====== Records to use ======

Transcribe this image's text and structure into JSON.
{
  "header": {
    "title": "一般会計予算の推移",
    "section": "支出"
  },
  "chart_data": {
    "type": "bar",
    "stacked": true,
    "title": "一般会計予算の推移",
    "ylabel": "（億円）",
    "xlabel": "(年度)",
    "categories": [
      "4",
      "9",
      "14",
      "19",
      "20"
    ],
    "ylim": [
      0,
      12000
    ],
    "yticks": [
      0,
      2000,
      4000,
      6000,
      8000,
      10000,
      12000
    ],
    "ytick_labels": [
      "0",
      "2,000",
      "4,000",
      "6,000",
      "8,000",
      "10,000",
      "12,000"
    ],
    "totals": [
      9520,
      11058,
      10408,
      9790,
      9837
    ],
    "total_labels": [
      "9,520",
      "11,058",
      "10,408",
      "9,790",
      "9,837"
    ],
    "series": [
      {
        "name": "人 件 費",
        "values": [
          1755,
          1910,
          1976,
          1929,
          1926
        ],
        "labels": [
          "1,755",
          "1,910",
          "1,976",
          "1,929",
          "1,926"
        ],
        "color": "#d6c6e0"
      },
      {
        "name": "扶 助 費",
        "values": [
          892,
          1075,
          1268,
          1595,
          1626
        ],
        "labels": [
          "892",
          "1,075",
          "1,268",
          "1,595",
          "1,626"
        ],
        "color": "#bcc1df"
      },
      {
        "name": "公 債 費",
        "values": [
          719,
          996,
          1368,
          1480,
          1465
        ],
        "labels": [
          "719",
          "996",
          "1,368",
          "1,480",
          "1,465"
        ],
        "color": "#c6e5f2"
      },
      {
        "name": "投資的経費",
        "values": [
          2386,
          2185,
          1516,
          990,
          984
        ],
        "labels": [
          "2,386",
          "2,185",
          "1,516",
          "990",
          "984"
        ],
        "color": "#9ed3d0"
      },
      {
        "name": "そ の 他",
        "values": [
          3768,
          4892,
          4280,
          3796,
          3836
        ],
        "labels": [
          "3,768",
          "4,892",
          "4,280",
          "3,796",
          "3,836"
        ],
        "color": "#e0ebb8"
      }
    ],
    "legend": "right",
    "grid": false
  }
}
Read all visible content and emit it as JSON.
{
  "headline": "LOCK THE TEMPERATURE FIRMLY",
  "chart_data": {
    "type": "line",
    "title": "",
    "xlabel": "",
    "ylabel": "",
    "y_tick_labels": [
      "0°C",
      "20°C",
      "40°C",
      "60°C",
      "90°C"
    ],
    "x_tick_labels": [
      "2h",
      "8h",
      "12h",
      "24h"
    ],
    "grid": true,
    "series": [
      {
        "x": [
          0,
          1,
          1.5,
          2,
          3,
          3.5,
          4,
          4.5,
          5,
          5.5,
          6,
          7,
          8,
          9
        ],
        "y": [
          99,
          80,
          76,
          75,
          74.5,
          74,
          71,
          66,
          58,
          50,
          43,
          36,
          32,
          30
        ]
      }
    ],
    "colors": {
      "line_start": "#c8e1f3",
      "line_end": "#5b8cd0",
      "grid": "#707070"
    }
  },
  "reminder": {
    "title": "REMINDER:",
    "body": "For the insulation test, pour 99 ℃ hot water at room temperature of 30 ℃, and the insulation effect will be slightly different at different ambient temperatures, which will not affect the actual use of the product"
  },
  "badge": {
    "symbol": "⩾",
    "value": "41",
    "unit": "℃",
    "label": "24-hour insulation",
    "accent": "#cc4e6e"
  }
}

======

### Task objective:
Make an exact copy of the records.

### Result:
Transcribe this image's text and structure into JSON.
{
  "header": {
    "title": "一般会計予算の推移",
    "section": "支出"
  },
  "chart_data": {
    "type": "bar",
    "stacked": true,
    "title": "一般会計予算の推移",
    "ylabel": "（億円）",
    "xlabel": "(年度)",
    "categories": [
      "4",
      "9",
      "14",
      "19",
      "20"
    ],
    "ylim": [
      0,
      12000
    ],
    "yticks": [
      0,
      2000,
      4000,
      6000,
      8000,
      10000,
      12000
    ],
    "ytick_labels": [
      "0",
      "2,000",
      "4,000",
      "6,000",
      "8,000",
      "10,000",
      "12,000"
    ],
    "totals": [
      9520,
      11058,
      10408,
      9790,
      9837
    ],
    "total_labels": [
      "9,520",
      "11,058",
      "10,408",
      "9,790",
      "9,837"
    ],
    "series": [
      {
        "name": "人 件 費",
        "values": [
          1755,
          1910,
          1976,
          1929,
          1926
        ],
        "labels": [
          "1,755",
          "1,910",
          "1,976",
          "1,929",
          "1,926"
        ],
        "color": "#d6c6e0"
      },
      {
        "name": "扶 助 費",
        "values": [
          892,
          1075,
          1268,
          1595,
          1626
        ],
        "labels": [
          "892",
          "1,075",
          "1,268",
          "1,595",
          "1,626"
        ],
        "color": "#bcc1df"
      },
      {
        "name": "公 債 費",
        "values": [
          719,
          996,
          1368,
          1480,
          1465
        ],
        "labels": [
          "719",
          "996",
          "1,368",
          "1,480",
          "1,465"
        ],
        "color": "#c6e5f2"
      },
      {
        "name": "投資的経費",
        "values": [
          2386,
          2185,
          1516,
          990,
          984
        ],
        "labels": [
          "2,386",
          "2,185",
          "1,516",
          "990",
          "984"
        ],
        "color": "#9ed3d0"
      },
      {
        "name": "そ の 他",
        "values": [
          3768,
          4892,
          4280,
          3796,
          3836
        ],
        "labels": [
          "3,768",
          "4,892",
          "4,280",
          "3,796",
          "3,836"
        ],
        "color": "#e0ebb8"
      }
    ],
    "legend": "right",
    "grid": false
  }
}
Read all visible content and emit it as JSON.
{
  "headline": "LOCK THE TEMPERATURE FIRMLY",
  "chart_data": {
    "type": "line",
    "title": "",
    "xlabel": "",
    "ylabel": "",
    "y_tick_labels": [
      "0°C",
      "20°C",
      "40°C",
      "60°C",
      "90°C"
    ],
    "x_tick_labels": [
      "2h",
      "8h",
      "12h",
      "24h"
    ],
    "grid": true,
    "series": [
      {
        "x": [
          0,
          1,
          1.5,
          2,
          3,
          3.5,
          4,
          4.5,
          5,
          5.5,
          6,
          7,
          8,
          9
        ],
        "y": [
          99,
          80,
          76,
          75,
          74.5,
          74,
          71,
          66,
          58,
          50,
          43,
          36,
          32,
          30
        ]
      }
    ],
    "colors": {
      "line_start": "#c8e1f3",
      "line_end": "#5b8cd0",
      "grid": "#707070"
    }
  },
  "reminder": {
    "title": "REMINDER:",
    "body": "For the insulation test, pour 99 ℃ hot water at room temperature of 30 ℃, and the insulation effect will be slightly different at different ambient temperatures, which will not affect the actual use of the product"
  },
  "badge": {
    "symbol": "⩾",
    "value": "41",
    "unit": "℃",
    "label": "24-hour insulation",
    "accent": "#cc4e6e"
  }
}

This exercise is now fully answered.